STATED PROBLEM: Print the range of lines that opens with the line containing "OCR this image." and closes with the last line of the listing. Include both ends; print nothing more.

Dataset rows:

============

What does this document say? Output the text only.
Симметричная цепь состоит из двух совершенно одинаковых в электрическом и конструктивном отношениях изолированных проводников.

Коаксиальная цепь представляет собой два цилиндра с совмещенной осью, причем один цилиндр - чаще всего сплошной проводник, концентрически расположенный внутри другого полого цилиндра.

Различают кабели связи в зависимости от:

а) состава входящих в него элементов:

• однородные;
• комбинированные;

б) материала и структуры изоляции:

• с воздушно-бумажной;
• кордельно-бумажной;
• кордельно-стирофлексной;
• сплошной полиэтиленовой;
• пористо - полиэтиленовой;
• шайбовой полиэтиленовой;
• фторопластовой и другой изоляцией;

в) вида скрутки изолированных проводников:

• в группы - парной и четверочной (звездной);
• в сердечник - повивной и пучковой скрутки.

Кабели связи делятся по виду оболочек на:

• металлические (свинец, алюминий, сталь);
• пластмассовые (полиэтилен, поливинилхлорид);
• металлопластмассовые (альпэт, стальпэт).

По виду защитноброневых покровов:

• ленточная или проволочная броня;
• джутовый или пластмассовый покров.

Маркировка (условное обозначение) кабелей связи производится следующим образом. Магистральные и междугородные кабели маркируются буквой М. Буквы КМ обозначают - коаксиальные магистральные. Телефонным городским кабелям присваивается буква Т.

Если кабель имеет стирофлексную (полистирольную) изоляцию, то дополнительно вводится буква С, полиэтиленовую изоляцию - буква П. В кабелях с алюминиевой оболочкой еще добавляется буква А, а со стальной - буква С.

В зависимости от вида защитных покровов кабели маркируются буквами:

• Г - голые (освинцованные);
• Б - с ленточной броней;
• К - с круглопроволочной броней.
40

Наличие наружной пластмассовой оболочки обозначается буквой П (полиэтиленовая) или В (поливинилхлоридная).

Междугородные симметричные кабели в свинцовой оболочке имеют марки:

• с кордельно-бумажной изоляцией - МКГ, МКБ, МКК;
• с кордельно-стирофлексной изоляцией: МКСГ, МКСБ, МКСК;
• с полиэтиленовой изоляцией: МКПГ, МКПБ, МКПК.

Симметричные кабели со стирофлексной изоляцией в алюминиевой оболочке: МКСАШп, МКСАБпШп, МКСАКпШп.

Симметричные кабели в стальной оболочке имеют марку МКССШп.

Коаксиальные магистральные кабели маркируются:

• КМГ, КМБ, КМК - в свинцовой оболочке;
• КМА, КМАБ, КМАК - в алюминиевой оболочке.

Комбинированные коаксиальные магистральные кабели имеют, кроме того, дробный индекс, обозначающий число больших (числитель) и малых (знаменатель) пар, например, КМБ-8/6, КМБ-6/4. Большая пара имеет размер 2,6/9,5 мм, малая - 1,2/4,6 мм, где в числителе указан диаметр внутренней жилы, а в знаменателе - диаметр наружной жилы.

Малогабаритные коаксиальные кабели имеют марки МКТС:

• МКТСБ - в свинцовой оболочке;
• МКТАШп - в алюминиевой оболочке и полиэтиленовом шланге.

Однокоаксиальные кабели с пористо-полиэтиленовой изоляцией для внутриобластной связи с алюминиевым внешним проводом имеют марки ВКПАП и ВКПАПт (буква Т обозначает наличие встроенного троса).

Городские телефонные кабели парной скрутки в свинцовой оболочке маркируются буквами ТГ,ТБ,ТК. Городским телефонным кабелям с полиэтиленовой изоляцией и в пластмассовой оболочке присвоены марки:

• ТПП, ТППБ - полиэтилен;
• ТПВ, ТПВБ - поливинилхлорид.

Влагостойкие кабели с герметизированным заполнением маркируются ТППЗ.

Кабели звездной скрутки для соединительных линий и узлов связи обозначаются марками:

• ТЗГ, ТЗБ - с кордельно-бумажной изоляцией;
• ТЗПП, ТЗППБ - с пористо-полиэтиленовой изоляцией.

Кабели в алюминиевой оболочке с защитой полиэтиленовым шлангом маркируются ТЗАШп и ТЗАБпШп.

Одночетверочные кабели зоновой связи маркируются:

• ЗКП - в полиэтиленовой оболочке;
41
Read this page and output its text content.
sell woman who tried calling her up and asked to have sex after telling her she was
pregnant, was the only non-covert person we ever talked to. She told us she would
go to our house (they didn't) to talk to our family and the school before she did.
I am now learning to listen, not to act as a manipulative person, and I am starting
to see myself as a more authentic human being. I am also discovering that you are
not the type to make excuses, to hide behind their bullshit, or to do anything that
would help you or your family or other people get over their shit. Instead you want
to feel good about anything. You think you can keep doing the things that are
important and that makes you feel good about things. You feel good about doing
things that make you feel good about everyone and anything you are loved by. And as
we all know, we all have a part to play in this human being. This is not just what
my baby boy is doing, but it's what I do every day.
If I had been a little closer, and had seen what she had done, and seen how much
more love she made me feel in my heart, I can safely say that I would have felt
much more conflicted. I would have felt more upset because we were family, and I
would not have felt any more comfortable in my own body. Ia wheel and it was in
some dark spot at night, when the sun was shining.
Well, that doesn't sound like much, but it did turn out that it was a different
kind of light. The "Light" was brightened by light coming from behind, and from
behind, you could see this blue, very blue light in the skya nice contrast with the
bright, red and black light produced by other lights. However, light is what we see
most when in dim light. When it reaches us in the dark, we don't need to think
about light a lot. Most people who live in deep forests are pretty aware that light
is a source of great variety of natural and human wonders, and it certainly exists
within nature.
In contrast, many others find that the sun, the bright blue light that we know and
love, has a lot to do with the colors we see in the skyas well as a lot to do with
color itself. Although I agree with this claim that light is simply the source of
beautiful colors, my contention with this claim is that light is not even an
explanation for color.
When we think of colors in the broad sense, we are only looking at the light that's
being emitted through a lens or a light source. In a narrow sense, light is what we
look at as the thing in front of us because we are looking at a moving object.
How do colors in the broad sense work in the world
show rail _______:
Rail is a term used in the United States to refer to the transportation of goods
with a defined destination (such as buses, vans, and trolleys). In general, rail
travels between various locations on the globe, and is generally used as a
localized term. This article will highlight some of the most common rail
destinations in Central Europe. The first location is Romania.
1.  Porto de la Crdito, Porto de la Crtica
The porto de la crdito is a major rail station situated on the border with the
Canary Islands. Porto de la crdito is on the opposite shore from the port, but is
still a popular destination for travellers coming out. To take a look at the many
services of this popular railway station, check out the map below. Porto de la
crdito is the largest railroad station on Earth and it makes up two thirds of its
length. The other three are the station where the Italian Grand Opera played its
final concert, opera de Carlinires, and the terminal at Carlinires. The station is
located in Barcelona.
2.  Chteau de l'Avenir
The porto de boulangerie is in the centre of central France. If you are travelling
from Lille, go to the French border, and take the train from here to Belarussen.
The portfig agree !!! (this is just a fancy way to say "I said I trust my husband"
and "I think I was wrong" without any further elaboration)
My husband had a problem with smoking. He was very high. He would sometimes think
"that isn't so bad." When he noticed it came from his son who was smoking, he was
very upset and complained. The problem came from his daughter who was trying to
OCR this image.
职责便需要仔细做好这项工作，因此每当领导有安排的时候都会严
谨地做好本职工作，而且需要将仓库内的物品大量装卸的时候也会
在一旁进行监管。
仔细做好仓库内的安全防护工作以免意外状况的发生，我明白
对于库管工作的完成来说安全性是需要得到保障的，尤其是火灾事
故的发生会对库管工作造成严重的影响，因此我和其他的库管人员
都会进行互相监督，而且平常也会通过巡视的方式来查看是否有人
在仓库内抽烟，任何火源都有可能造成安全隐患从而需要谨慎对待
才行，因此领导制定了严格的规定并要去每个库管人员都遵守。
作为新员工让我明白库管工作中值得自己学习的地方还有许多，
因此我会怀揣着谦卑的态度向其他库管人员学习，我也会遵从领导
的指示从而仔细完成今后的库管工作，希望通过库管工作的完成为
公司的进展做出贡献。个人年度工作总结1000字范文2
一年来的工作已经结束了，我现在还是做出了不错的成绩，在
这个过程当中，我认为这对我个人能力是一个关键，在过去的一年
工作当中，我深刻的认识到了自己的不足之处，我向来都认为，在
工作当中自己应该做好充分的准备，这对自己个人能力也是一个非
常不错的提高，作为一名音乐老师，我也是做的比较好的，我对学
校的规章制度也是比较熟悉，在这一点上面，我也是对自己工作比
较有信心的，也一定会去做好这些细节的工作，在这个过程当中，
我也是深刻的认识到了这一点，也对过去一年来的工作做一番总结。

============

SOLVED PROBLEM:
OCR this image.
职责便需要仔细做好这项工作，因此每当领导有安排的时候都会严
谨地做好本职工作，而且需要将仓库内的物品大量装卸的时候也会
在一旁进行监管。
仔细做好仓库内的安全防护工作以免意外状况的发生，我明白
对于库管工作的完成来说安全性是需要得到保障的，尤其是火灾事
故的发生会对库管工作造成严重的影响，因此我和其他的库管人员
都会进行互相监督，而且平常也会通过巡视的方式来查看是否有人
在仓库内抽烟，任何火源都有可能造成安全隐患从而需要谨慎对待
才行，因此领导制定了严格的规定并要去每个库管人员都遵守。
作为新员工让我明白库管工作中值得自己学习的地方还有许多，
因此我会怀揣着谦卑的态度向其他库管人员学习，我也会遵从领导
的指示从而仔细完成今后的库管工作，希望通过库管工作的完成为
公司的进展做出贡献。个人年度工作总结1000字范文2
一年来的工作已经结束了，我现在还是做出了不错的成绩，在
这个过程当中，我认为这对我个人能力是一个关键，在过去的一年
工作当中，我深刻的认识到了自己的不足之处，我向来都认为，在
工作当中自己应该做好充分的准备，这对自己个人能力也是一个非
常不错的提高，作为一名音乐老师，我也是做的比较好的，我对学
校的规章制度也是比较熟悉，在这一点上面，我也是对自己工作比
较有信心的，也一定会去做好这些细节的工作，在这个过程当中，
我也是深刻的认识到了这一点，也对过去一年来的工作做一番总结。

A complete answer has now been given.